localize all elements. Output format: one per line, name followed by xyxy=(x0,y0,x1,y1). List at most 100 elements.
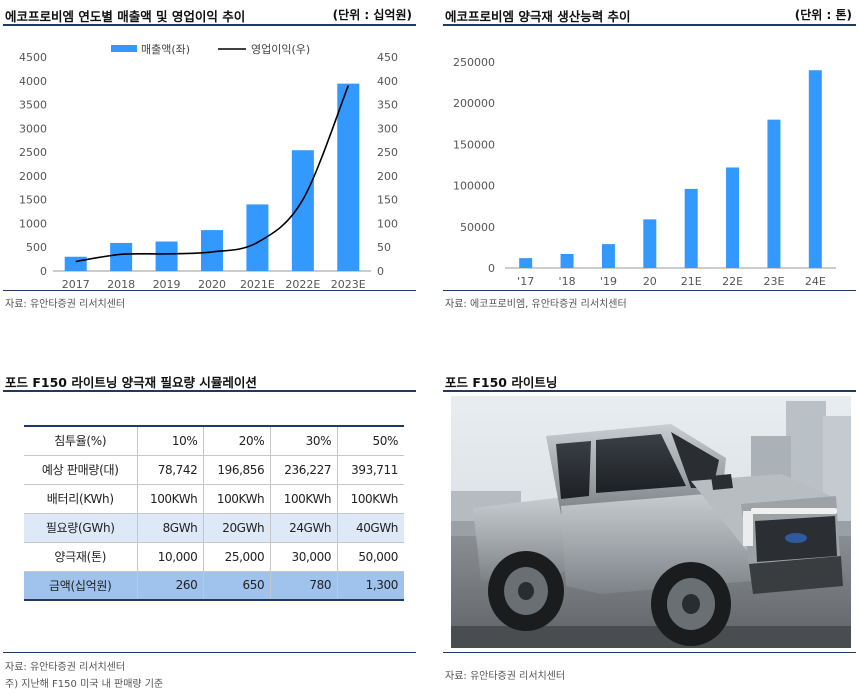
x-tick-label: 2018 xyxy=(107,278,135,290)
capacity-bar xyxy=(767,119,781,269)
revenue-chart-source: 자료: 유안타증권 리서치센터 xyxy=(5,299,126,310)
y-tick-label: 4500 xyxy=(19,51,47,64)
table-cell: 40GWh xyxy=(337,513,404,543)
revenue-bar xyxy=(246,204,269,271)
table-cell: 20GWh xyxy=(203,513,272,543)
table-cell: 260 xyxy=(137,571,205,601)
y-tick-label: 2000 xyxy=(19,170,47,183)
revenue-chart: 0 500 1000 1500 2000 2500 3000 3500 4000 4500 0 50 1… xyxy=(19,43,398,290)
y2-tick-label: 400 xyxy=(377,75,398,88)
table-row-label: 양극재(톤) xyxy=(24,542,138,572)
x-tick-label: 22E xyxy=(722,275,743,288)
table-cell: 10,000 xyxy=(137,542,205,572)
table-row: 필요량(GWh) 8GWh 20GWh 24GWh 40GWh xyxy=(24,513,404,543)
table-cell: 50,000 xyxy=(337,542,404,572)
pickup-truck-image xyxy=(451,396,851,648)
y2-tick-label: 100 xyxy=(377,217,398,230)
revenue-panel-header: 에코프로비엠 연도별 매출액 및 영업이익 추이 (단위 : 십억원) xyxy=(3,0,416,26)
table-cell: 100KWh xyxy=(137,484,205,514)
simulation-table-title: 포드 F150 라이트닝 양극재 필요량 시뮬레이션 xyxy=(5,375,257,390)
x-tick-label: 20 xyxy=(643,275,657,288)
table-row-label: 금액(십억원) xyxy=(24,571,138,601)
y-tick-label: 0 xyxy=(40,265,47,278)
table-cell: 30,000 xyxy=(270,542,339,572)
photo-title: 포드 F150 라이트닝 xyxy=(445,375,558,390)
table-cell: 1,300 xyxy=(337,571,404,601)
y-tick-label: 200000 xyxy=(453,97,495,110)
photo-panel: 포드 F150 라이트닝 xyxy=(443,366,856,392)
revenue-bar xyxy=(291,150,314,271)
y2-tick-label: 200 xyxy=(377,170,398,183)
simulation-panel: 포드 F150 라이트닝 양극재 필요량 시뮬레이션 xyxy=(3,366,416,392)
legend-swatch-revenue xyxy=(111,45,137,52)
x-tick-label: 2017 xyxy=(62,278,90,290)
revenue-bar xyxy=(337,83,360,272)
revenue-chart-title: 에코프로비엠 연도별 매출액 및 영업이익 추이 xyxy=(5,9,246,24)
x-tick-label: 2022E xyxy=(285,278,320,290)
revenue-bar xyxy=(110,242,133,271)
revenue-chart-unit: (단위 : 십억원) xyxy=(332,8,412,22)
table-cell: 100KWh xyxy=(203,484,272,514)
revenue-bar xyxy=(64,256,87,271)
x-tick-label: 24E xyxy=(805,275,826,288)
x-tick-label: 2020 xyxy=(198,278,226,290)
table-cell: 236,227 xyxy=(270,455,339,485)
x-tick-label: 23E xyxy=(763,275,784,288)
y-tick-label: 4000 xyxy=(19,75,47,88)
revenue-panel: 에코프로비엠 연도별 매출액 및 영업이익 추이 (단위 : 십억원) 0 500… xyxy=(3,0,416,315)
truck-photo xyxy=(451,396,851,648)
table-cell: 24GWh xyxy=(270,513,339,543)
capacity-chart-source: 자료: 에코프로비엠, 유안타증권 리서치센터 xyxy=(445,299,627,310)
table-header-cell: 50% xyxy=(337,425,404,456)
operating-profit-line xyxy=(75,85,350,263)
photo-source: 자료: 유안타증권 리서치센터 xyxy=(445,671,566,682)
capacity-panel-header: 에코프로비엠 양극재 생산능력 추이 (단위 : 톤) xyxy=(443,0,856,26)
y2-tick-label: 50 xyxy=(377,241,391,254)
legend-label-profit: 영업이익(우) xyxy=(251,43,310,56)
y-tick-label: 1500 xyxy=(19,194,47,207)
y2-tick-label: 300 xyxy=(377,122,398,135)
table-row: 양극재(톤) 10,000 25,000 30,000 50,000 xyxy=(24,542,404,572)
table-row: 예상 판매량(대) 78,742 196,856 236,227 393,711 xyxy=(24,455,404,485)
x-tick-label: 2019 xyxy=(153,278,181,290)
y2-tick-label: 0 xyxy=(377,265,384,278)
revenue-bar xyxy=(155,241,178,271)
simulation-table-source: 자료: 유안타증권 리서치센터 xyxy=(5,662,126,673)
table-row-label: 예상 판매량(대) xyxy=(24,455,138,485)
table-cell: 650 xyxy=(203,571,272,601)
capacity-bar xyxy=(601,244,615,268)
table-header-cell: 30% xyxy=(270,425,339,456)
capacity-chart-title: 에코프로비엠 양극재 생산능력 추이 xyxy=(445,9,631,24)
table-cell: 78,742 xyxy=(137,455,205,485)
simulation-table-note: 주) 지난해 F150 미국 내 판매량 기준 xyxy=(5,679,164,690)
y2-tick-label: 150 xyxy=(377,194,398,207)
y-tick-label: 3500 xyxy=(19,99,47,112)
y2-tick-label: 450 xyxy=(377,51,398,64)
x-tick-label: '18 xyxy=(559,275,576,288)
y-tick-label: 100000 xyxy=(453,180,495,193)
capacity-bar xyxy=(643,219,657,268)
table-header-cell: 10% xyxy=(137,425,205,456)
y-tick-label: 3000 xyxy=(19,122,47,135)
photo-panel-header: 포드 F150 라이트닝 xyxy=(443,366,856,392)
y2-tick-label: 250 xyxy=(377,146,398,159)
table-cell: 25,000 xyxy=(203,542,272,572)
capacity-bar xyxy=(560,253,574,268)
x-tick-label: '19 xyxy=(600,275,617,288)
y-tick-label: 1000 xyxy=(19,217,47,230)
capacity-chart-unit: (단위 : 톤) xyxy=(794,8,852,22)
legend-label-revenue: 매출액(좌) xyxy=(141,43,190,56)
simulation-table: 침투율(%) 10% 20% 30% 50% 예상 판매량(대) 78,742 … xyxy=(24,425,404,601)
y2-tick-label: 350 xyxy=(377,99,398,112)
capacity-bar xyxy=(519,258,533,268)
table-cell: 196,856 xyxy=(203,455,272,485)
simulation-panel-header: 포드 F150 라이트닝 양극재 필요량 시뮬레이션 xyxy=(3,366,416,392)
capacity-bar xyxy=(684,188,698,268)
x-tick-label: 2021E xyxy=(240,278,275,290)
y-tick-label: 250000 xyxy=(453,56,495,69)
y-tick-label: 500 xyxy=(26,241,47,254)
x-tick-label: 2023E xyxy=(331,278,366,290)
table-row: 배터리(KWh) 100KWh 100KWh 100KWh 100KWh xyxy=(24,484,404,514)
y-tick-label: 150000 xyxy=(453,138,495,151)
table-header-cell: 침투율(%) xyxy=(24,425,138,456)
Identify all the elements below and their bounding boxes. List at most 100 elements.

◇ ◇ ◇

Schrijf het deel van de lijst hierboven ongewijzigd over dat opent met de regel die "x-tick-label: 2018 xyxy=(107,278,135,290)" bevat en sluit met de regel die "table-cell: 20GWh xyxy=(203,513,272,543)" bevat, beide regels inbegrepen.

x-tick-label: 2018 xyxy=(107,278,135,290)
capacity-bar xyxy=(767,119,781,269)
revenue-chart-source: 자료: 유안타증권 리서치센터 xyxy=(5,299,126,310)
y-tick-label: 4500 xyxy=(19,51,47,64)
table-cell: 40GWh xyxy=(337,513,404,543)
revenue-bar xyxy=(246,204,269,271)
table-cell: 20GWh xyxy=(203,513,272,543)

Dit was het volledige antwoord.